- Objective:
In the material below, the lines containing the word "style" are required; copy each of them.

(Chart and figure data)
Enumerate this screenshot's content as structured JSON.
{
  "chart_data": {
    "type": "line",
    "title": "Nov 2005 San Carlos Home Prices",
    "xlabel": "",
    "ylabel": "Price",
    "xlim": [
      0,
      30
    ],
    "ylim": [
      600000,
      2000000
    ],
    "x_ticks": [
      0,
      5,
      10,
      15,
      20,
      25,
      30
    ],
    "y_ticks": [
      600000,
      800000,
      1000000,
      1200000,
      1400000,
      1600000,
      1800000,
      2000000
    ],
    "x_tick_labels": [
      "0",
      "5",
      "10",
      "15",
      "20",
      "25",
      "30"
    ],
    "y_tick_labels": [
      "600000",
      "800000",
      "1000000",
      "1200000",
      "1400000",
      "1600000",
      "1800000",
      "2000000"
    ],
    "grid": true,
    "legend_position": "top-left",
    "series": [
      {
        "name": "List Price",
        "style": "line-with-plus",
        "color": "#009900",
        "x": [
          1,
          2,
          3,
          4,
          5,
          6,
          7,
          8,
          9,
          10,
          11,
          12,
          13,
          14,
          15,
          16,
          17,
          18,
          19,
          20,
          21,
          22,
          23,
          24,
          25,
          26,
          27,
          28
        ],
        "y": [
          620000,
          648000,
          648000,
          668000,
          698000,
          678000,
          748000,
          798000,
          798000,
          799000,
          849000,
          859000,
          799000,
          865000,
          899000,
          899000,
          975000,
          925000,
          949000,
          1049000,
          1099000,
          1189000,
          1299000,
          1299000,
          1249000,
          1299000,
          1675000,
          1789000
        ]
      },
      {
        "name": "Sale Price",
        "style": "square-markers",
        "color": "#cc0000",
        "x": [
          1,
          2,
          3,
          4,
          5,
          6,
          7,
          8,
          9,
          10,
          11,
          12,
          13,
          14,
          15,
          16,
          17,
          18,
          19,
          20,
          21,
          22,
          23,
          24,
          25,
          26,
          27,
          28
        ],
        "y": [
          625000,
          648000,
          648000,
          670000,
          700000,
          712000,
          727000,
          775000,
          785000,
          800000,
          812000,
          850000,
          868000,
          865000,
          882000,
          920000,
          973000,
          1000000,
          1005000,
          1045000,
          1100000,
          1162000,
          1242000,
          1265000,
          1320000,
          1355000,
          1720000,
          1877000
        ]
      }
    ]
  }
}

- Worked solution:
        "style": "line-with-plus",
        "style": "square-markers",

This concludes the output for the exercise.